- [WHAT IS EXPECTED] Count how many lines in the material below hold the word "JSON"; the reply is that number alone.

===

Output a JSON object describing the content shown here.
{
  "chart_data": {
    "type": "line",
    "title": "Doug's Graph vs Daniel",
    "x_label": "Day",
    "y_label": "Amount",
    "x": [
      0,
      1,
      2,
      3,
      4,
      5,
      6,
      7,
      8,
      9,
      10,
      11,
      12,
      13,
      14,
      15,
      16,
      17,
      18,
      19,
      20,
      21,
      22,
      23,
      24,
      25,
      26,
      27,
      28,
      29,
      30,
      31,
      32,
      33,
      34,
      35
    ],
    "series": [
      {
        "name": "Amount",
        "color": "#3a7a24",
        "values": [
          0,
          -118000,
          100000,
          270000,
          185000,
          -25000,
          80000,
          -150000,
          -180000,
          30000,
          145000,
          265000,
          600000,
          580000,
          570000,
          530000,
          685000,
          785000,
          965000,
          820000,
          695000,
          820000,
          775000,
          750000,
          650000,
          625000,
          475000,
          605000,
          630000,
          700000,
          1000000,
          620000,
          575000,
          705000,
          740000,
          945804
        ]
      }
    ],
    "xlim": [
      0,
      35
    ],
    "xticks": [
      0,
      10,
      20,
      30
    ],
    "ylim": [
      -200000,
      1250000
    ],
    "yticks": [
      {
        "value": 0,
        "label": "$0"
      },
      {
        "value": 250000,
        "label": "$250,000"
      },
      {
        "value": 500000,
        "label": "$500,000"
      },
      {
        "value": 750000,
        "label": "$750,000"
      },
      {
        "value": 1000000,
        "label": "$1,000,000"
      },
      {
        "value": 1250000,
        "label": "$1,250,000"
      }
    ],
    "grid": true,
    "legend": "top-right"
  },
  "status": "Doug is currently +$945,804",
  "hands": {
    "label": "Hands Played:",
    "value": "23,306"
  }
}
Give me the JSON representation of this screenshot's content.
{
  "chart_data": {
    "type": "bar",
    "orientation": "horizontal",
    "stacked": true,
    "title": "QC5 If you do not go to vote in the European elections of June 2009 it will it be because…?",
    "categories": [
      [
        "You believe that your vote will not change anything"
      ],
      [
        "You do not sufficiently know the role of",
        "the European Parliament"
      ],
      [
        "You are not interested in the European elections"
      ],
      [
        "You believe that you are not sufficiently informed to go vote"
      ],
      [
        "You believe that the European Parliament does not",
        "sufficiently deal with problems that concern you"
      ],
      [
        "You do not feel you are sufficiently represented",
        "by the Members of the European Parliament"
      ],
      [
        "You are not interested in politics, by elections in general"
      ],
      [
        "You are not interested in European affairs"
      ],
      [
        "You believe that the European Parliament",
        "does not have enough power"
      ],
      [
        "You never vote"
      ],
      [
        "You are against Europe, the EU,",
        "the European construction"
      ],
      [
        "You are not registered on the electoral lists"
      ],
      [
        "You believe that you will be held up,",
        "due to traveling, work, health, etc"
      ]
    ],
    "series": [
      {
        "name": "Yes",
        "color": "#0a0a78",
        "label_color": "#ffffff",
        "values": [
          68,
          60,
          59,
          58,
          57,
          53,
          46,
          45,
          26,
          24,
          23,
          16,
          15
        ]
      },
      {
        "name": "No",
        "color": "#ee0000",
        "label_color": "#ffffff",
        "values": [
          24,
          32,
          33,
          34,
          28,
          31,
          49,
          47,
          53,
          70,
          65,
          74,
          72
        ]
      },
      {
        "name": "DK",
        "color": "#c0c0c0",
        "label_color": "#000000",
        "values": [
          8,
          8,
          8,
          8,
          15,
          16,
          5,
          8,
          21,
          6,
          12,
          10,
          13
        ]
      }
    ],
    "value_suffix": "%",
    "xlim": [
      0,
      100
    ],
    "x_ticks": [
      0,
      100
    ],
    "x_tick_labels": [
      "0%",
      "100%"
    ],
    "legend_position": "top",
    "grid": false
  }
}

===

- [CORRECT OUTPUT] 2